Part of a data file
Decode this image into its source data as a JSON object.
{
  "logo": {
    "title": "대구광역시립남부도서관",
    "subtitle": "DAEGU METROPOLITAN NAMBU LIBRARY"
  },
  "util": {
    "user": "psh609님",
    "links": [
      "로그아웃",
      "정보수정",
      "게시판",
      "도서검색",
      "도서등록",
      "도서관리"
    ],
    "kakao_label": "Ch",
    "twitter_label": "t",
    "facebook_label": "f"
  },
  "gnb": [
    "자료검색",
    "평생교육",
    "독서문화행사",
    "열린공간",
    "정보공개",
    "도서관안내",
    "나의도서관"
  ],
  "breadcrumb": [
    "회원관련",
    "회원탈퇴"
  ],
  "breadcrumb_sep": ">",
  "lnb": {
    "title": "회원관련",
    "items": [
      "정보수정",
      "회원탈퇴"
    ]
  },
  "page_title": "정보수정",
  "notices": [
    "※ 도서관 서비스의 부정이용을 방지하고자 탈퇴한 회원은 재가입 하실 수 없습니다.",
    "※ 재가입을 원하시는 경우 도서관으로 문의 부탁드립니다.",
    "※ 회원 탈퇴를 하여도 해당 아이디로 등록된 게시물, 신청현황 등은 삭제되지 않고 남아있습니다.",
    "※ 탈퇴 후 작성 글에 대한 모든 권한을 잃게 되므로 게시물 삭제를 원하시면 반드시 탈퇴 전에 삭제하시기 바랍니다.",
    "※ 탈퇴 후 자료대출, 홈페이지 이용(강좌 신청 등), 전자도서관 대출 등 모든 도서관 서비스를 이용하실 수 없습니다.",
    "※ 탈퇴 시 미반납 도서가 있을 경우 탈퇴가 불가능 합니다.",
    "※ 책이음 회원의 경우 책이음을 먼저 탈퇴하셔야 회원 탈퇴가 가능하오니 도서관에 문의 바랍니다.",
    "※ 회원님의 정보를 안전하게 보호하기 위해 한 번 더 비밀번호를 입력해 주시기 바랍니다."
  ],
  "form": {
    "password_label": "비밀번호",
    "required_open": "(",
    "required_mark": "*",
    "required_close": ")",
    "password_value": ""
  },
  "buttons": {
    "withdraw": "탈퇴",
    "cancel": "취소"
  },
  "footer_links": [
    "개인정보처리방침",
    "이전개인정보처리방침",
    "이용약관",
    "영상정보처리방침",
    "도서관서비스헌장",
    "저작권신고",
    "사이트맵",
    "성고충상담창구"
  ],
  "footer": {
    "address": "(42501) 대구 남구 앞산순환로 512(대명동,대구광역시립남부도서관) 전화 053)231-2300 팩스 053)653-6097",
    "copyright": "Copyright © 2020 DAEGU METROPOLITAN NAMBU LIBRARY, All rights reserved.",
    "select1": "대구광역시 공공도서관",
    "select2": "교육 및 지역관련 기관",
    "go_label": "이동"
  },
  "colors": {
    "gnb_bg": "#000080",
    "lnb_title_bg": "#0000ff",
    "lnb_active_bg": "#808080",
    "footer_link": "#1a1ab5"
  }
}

Requirements.
The full set of records should be duplicated exactly.

Response to the exercise.
Decode this image into its source data as a JSON object.
{
  "logo": {
    "title": "대구광역시립남부도서관",
    "subtitle": "DAEGU METROPOLITAN NAMBU LIBRARY"
  },
  "util": {
    "user": "psh609님",
    "links": [
      "로그아웃",
      "정보수정",
      "게시판",
      "도서검색",
      "도서등록",
      "도서관리"
    ],
    "kakao_label": "Ch",
    "twitter_label": "t",
    "facebook_label": "f"
  },
  "gnb": [
    "자료검색",
    "평생교육",
    "독서문화행사",
    "열린공간",
    "정보공개",
    "도서관안내",
    "나의도서관"
  ],
  "breadcrumb": [
    "회원관련",
    "회원탈퇴"
  ],
  "breadcrumb_sep": ">",
  "lnb": {
    "title": "회원관련",
    "items": [
      "정보수정",
      "회원탈퇴"
    ]
  },
  "page_title": "정보수정",
  "notices": [
    "※ 도서관 서비스의 부정이용을 방지하고자 탈퇴한 회원은 재가입 하실 수 없습니다.",
    "※ 재가입을 원하시는 경우 도서관으로 문의 부탁드립니다.",
    "※ 회원 탈퇴를 하여도 해당 아이디로 등록된 게시물, 신청현황 등은 삭제되지 않고 남아있습니다.",
    "※ 탈퇴 후 작성 글에 대한 모든 권한을 잃게 되므로 게시물 삭제를 원하시면 반드시 탈퇴 전에 삭제하시기 바랍니다.",
    "※ 탈퇴 후 자료대출, 홈페이지 이용(강좌 신청 등), 전자도서관 대출 등 모든 도서관 서비스를 이용하실 수 없습니다.",
    "※ 탈퇴 시 미반납 도서가 있을 경우 탈퇴가 불가능 합니다.",
    "※ 책이음 회원의 경우 책이음을 먼저 탈퇴하셔야 회원 탈퇴가 가능하오니 도서관에 문의 바랍니다.",
    "※ 회원님의 정보를 안전하게 보호하기 위해 한 번 더 비밀번호를 입력해 주시기 바랍니다."
  ],
  "form": {
    "password_label": "비밀번호",
    "required_open": "(",
    "required_mark": "*",
    "required_close": ")",
    "password_value": ""
  },
  "buttons": {
    "withdraw": "탈퇴",
    "cancel": "취소"
  },
  "footer_links": [
    "개인정보처리방침",
    "이전개인정보처리방침",
    "이용약관",
    "영상정보처리방침",
    "도서관서비스헌장",
    "저작권신고",
    "사이트맵",
    "성고충상담창구"
  ],
  "footer": {
    "address": "(42501) 대구 남구 앞산순환로 512(대명동,대구광역시립남부도서관) 전화 053)231-2300 팩스 053)653-6097",
    "copyright": "Copyright © 2020 DAEGU METROPOLITAN NAMBU LIBRARY, All rights reserved.",
    "select1": "대구광역시 공공도서관",
    "select2": "교육 및 지역관련 기관",
    "go_label": "이동"
  },
  "colors": {
    "gnb_bg": "#000080",
    "lnb_title_bg": "#0000ff",
    "lnb_active_bg": "#808080",
    "footer_link": "#1a1ab5"
  }
}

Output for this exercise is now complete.